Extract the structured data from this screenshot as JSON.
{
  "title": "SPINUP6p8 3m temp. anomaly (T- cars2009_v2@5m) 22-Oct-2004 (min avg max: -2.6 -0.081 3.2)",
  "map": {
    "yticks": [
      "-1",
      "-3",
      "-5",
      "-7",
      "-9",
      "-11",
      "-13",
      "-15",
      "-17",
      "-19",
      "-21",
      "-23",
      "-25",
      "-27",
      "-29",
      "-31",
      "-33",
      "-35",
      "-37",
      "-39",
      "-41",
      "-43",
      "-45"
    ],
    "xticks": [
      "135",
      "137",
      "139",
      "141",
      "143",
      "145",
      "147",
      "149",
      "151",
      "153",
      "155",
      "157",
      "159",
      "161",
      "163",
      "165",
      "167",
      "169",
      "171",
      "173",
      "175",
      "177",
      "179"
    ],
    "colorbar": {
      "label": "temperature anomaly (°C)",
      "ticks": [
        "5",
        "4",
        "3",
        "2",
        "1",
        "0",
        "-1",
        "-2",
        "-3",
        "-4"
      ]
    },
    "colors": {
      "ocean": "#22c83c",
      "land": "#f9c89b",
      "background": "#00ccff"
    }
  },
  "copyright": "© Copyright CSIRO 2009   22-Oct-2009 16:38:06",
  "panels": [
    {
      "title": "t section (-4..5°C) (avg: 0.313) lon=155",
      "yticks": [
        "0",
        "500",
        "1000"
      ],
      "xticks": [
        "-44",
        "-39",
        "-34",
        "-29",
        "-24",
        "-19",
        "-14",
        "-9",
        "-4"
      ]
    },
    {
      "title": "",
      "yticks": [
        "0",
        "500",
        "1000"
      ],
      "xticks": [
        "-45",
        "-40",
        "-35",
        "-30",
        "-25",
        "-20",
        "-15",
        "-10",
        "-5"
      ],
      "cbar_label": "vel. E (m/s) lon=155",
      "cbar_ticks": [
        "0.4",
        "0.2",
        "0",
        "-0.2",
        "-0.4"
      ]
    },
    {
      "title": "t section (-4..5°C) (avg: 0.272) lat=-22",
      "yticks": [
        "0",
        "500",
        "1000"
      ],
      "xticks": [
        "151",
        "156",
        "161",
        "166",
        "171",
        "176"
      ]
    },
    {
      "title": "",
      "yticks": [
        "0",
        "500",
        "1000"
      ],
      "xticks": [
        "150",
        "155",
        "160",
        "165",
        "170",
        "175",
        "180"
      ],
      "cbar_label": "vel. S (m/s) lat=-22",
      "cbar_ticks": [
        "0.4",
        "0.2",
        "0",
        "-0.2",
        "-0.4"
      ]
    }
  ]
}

━━━━━━

# [Stated exercise]
Please list every line of the records that contains "section".

# [The answer]
      "title": "t section (-4..5°C) (avg: 0.313) lon=155",
      "title": "t section (-4..5°C) (avg: 0.272) lat=-22",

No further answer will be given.